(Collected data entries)
⟨

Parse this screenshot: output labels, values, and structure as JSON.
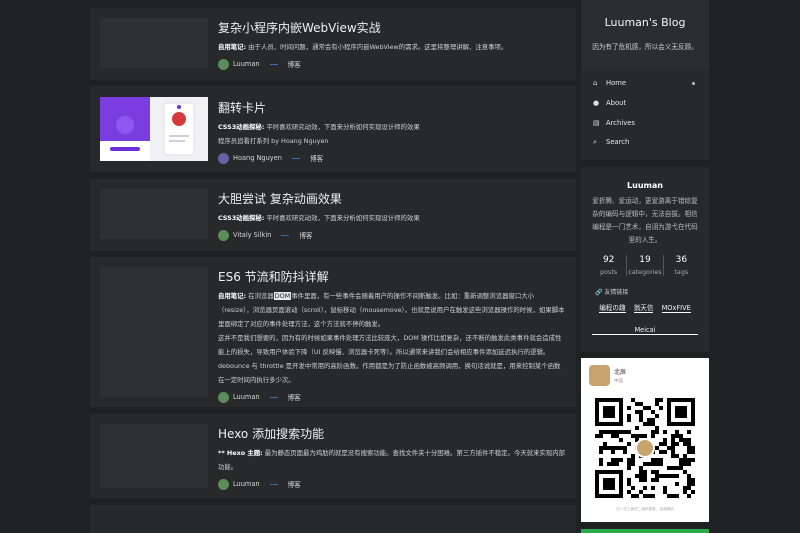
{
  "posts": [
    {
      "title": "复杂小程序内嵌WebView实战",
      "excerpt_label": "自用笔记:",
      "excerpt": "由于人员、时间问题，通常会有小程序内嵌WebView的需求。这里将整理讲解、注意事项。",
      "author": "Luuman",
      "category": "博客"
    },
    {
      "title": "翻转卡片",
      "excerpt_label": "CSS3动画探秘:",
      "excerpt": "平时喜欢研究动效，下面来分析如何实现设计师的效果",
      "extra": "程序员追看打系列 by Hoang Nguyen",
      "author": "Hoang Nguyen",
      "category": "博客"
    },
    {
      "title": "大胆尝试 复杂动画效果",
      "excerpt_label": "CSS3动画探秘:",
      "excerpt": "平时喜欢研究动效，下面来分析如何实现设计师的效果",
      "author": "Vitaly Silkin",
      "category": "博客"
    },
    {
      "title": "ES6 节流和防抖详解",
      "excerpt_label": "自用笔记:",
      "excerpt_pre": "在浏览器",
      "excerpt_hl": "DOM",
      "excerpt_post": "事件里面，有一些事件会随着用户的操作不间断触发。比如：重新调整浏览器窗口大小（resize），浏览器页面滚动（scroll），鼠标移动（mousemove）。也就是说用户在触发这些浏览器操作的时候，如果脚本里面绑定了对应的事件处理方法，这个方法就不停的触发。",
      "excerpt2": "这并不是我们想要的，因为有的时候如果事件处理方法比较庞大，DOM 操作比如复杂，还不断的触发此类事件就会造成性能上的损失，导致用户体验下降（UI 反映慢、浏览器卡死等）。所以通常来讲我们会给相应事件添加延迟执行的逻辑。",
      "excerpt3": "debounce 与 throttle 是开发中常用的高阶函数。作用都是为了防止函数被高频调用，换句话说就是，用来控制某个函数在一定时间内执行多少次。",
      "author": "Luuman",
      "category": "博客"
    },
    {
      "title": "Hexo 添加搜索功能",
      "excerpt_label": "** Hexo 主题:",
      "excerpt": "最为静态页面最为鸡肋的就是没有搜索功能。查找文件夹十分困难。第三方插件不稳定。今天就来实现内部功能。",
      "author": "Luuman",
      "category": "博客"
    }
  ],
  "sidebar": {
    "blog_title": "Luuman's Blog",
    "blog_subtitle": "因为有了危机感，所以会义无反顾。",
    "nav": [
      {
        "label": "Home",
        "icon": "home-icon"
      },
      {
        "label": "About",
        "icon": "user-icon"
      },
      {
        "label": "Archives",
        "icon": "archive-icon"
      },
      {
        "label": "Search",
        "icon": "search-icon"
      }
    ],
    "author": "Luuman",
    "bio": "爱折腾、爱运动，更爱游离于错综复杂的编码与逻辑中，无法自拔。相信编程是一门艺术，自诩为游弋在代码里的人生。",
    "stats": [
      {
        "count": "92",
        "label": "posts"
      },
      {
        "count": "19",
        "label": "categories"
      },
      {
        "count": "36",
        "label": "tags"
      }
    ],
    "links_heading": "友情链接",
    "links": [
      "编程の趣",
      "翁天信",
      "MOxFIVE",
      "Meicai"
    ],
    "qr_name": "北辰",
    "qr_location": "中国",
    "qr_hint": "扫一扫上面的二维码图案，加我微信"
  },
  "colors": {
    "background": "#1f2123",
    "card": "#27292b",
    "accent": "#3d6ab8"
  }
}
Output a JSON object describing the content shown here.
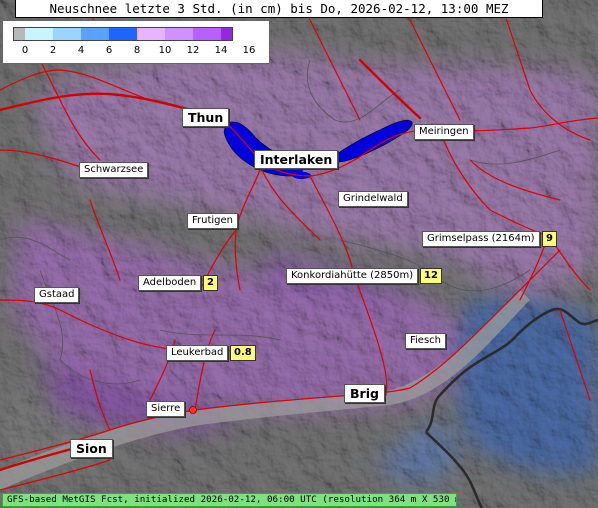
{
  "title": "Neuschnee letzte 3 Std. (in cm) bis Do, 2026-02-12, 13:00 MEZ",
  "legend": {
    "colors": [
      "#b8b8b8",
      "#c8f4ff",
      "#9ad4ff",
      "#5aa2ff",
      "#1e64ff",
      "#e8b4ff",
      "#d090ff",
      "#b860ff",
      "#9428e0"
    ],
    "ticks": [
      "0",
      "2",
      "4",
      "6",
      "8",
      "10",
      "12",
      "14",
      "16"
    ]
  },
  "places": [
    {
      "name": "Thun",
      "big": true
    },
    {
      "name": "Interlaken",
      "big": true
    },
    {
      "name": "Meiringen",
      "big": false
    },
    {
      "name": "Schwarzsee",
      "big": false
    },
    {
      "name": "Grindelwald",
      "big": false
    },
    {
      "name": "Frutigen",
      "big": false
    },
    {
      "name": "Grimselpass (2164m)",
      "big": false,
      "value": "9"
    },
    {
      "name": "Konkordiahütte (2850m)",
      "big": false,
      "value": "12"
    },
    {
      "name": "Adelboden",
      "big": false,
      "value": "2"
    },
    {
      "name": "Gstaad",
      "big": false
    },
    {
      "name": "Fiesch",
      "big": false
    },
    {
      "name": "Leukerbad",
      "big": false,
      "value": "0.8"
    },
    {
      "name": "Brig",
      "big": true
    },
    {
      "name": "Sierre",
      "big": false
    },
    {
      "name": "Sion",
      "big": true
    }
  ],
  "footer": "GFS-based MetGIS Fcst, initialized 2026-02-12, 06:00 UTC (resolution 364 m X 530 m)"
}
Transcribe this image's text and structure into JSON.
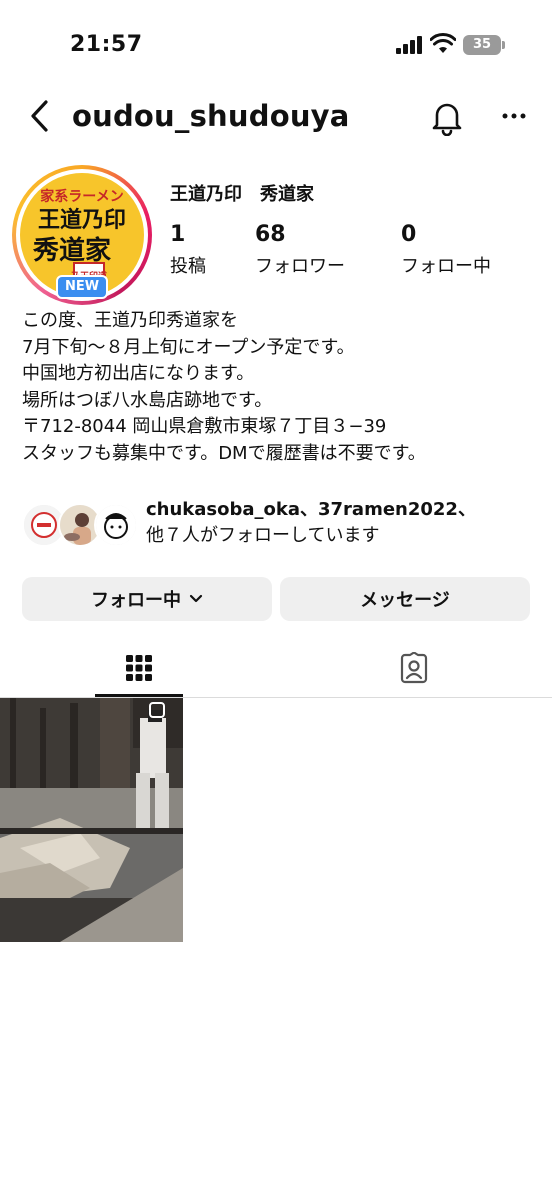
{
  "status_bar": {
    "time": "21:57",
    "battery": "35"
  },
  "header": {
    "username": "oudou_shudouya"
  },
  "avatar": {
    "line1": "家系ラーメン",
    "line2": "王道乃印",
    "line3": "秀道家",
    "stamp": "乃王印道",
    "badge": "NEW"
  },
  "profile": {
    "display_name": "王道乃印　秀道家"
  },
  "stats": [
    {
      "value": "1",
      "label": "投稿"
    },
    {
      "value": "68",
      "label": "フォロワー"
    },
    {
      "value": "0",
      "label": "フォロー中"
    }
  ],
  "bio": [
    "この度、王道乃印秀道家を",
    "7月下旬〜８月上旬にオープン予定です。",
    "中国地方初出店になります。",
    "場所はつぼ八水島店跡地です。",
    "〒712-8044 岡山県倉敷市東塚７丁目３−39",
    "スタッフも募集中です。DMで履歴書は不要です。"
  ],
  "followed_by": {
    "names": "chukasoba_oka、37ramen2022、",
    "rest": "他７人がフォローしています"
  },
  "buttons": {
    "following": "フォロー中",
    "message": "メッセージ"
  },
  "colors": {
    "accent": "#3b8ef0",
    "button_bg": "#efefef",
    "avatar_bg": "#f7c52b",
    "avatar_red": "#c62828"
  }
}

⟩

* Job: Copy every record above exactly, leaving out the pictures.

* Answer to the exercise:
Parse this screenshot: output labels, values, and structure as JSON.
{
  "posts": [
    {
      "title": "复杂小程序内嵌WebView实战",
      "excerpt_label": "自用笔记:",
      "excerpt": "由于人员、时间问题，通常会有小程序内嵌WebView的需求。这里将整理讲解、注意事项。",
      "author": "Luuman",
      "category": "博客"
    },
    {
      "title": "翻转卡片",
      "excerpt_label": "CSS3动画探秘:",
      "excerpt": "平时喜欢研究动效，下面来分析如何实现设计师的效果",
      "extra": "程序员追看打系列 by Hoang Nguyen",
      "author": "Hoang Nguyen",
      "category": "博客"
    },
    {
      "title": "大胆尝试 复杂动画效果",
      "excerpt_label": "CSS3动画探秘:",
      "excerpt": "平时喜欢研究动效，下面来分析如何实现设计师的效果",
      "author": "Vitaly Silkin",
      "category": "博客"
    },
    {
      "title": "ES6 节流和防抖详解",
      "excerpt_label": "自用笔记:",
      "excerpt_pre": "在浏览器",
      "excerpt_hl": "DOM",
      "excerpt_post": "事件里面，有一些事件会随着用户的操作不间断触发。比如：重新调整浏览器窗口大小（resize），浏览器页面滚动（scroll），鼠标移动（mousemove）。也就是说用户在触发这些浏览器操作的时候，如果脚本里面绑定了对应的事件处理方法，这个方法就不停的触发。",
      "excerpt2": "这并不是我们想要的，因为有的时候如果事件处理方法比较庞大，DOM 操作比如复杂，还不断的触发此类事件就会造成性能上的损失，导致用户体验下降（UI 反映慢、浏览器卡死等）。所以通常来讲我们会给相应事件添加延迟执行的逻辑。",
      "excerpt3": "debounce 与 throttle 是开发中常用的高阶函数。作用都是为了防止函数被高频调用，换句话说就是，用来控制某个函数在一定时间内执行多少次。",
      "author": "Luuman",
      "category": "博客"
    },
    {
      "title": "Hexo 添加搜索功能",
      "excerpt_label": "** Hexo 主题:",
      "excerpt": "最为静态页面最为鸡肋的就是没有搜索功能。查找文件夹十分困难。第三方插件不稳定。今天就来实现内部功能。",
      "author": "Luuman",
      "category": "博客"
    }
  ],
  "sidebar": {
    "blog_title": "Luuman's Blog",
    "blog_subtitle": "因为有了危机感，所以会义无反顾。",
    "nav": [
      {
        "label": "Home",
        "icon": "home-icon"
      },
      {
        "label": "About",
        "icon": "user-icon"
      },
      {
        "label": "Archives",
        "icon": "archive-icon"
      },
      {
        "label": "Search",
        "icon": "search-icon"
      }
    ],
    "author": "Luuman",
    "bio": "爱折腾、爱运动，更爱游离于错综复杂的编码与逻辑中，无法自拔。相信编程是一门艺术，自诩为游弋在代码里的人生。",
    "stats": [
      {
        "count": "92",
        "label": "posts"
      },
      {
        "count": "19",
        "label": "categories"
      },
      {
        "count": "36",
        "label": "tags"
      }
    ],
    "links_heading": "友情链接",
    "links": [
      "编程の趣",
      "翁天信",
      "MOxFIVE",
      "Meicai"
    ],
    "qr_name": "北辰",
    "qr_location": "中国",
    "qr_hint": "扫一扫上面的二维码图案，加我微信"
  },
  "colors": {
    "background": "#1f2123",
    "card": "#27292b",
    "accent": "#3d6ab8"
  }
}
Output a JSON object describing the content shown here.
{
  "title": "Neuschnee letzte 3 Std. (in cm) bis Do, 2026-02-12, 13:00 MEZ",
  "legend": {
    "colors": [
      "#b8b8b8",
      "#c8f4ff",
      "#9ad4ff",
      "#5aa2ff",
      "#1e64ff",
      "#e8b4ff",
      "#d090ff",
      "#b860ff",
      "#9428e0"
    ],
    "ticks": [
      "0",
      "2",
      "4",
      "6",
      "8",
      "10",
      "12",
      "14",
      "16"
    ]
  },
  "places": [
    {
      "name": "Thun",
      "big": true
    },
    {
      "name": "Interlaken",
      "big": true
    },
    {
      "name": "Meiringen",
      "big": false
    },
    {
      "name": "Schwarzsee",
      "big": false
    },
    {
      "name": "Grindelwald",
      "big": false
    },
    {
      "name": "Frutigen",
      "big": false
    },
    {
      "name": "Grimselpass (2164m)",
      "big": false,
      "value": "9"
    },
    {
      "name": "Konkordiahütte (2850m)",
      "big": false,
      "value": "12"
    },
    {
      "name": "Adelboden",
      "big": false,
      "value": "2"
    },
    {
      "name": "Gstaad",
      "big": false
    },
    {
      "name": "Fiesch",
      "big": false
    },
    {
      "name": "Leukerbad",
      "big": false,
      "value": "0.8"
    },
    {
      "name": "Brig",
      "big": true
    },
    {
      "name": "Sierre",
      "big": false
    },
    {
      "name": "Sion",
      "big": true
    }
  ],
  "footer": "GFS-based MetGIS Fcst, initialized 2026-02-12, 06:00 UTC (resolution 364 m X 530 m)"
}
Transcribe this image's text and structure into JSON.
{
  "status_bar": {
    "time": "21:57",
    "battery": "35"
  },
  "header": {
    "username": "oudou_shudouya"
  },
  "avatar": {
    "line1": "家系ラーメン",
    "line2": "王道乃印",
    "line3": "秀道家",
    "stamp": "乃王印道",
    "badge": "NEW"
  },
  "profile": {
    "display_name": "王道乃印　秀道家"
  },
  "stats": [
    {
      "value": "1",
      "label": "投稿"
    },
    {
      "value": "68",
      "label": "フォロワー"
    },
    {
      "value": "0",
      "label": "フォロー中"
    }
  ],
  "bio": [
    "この度、王道乃印秀道家を",
    "7月下旬〜８月上旬にオープン予定です。",
    "中国地方初出店になります。",
    "場所はつぼ八水島店跡地です。",
    "〒712-8044 岡山県倉敷市東塚７丁目３−39",
    "スタッフも募集中です。DMで履歴書は不要です。"
  ],
  "followed_by": {
    "names": "chukasoba_oka、37ramen2022、",
    "rest": "他７人がフォローしています"
  },
  "buttons": {
    "following": "フォロー中",
    "message": "メッセージ"
  },
  "colors": {
    "accent": "#3b8ef0",
    "button_bg": "#efefef",
    "avatar_bg": "#f7c52b",
    "avatar_red": "#c62828"
  }
}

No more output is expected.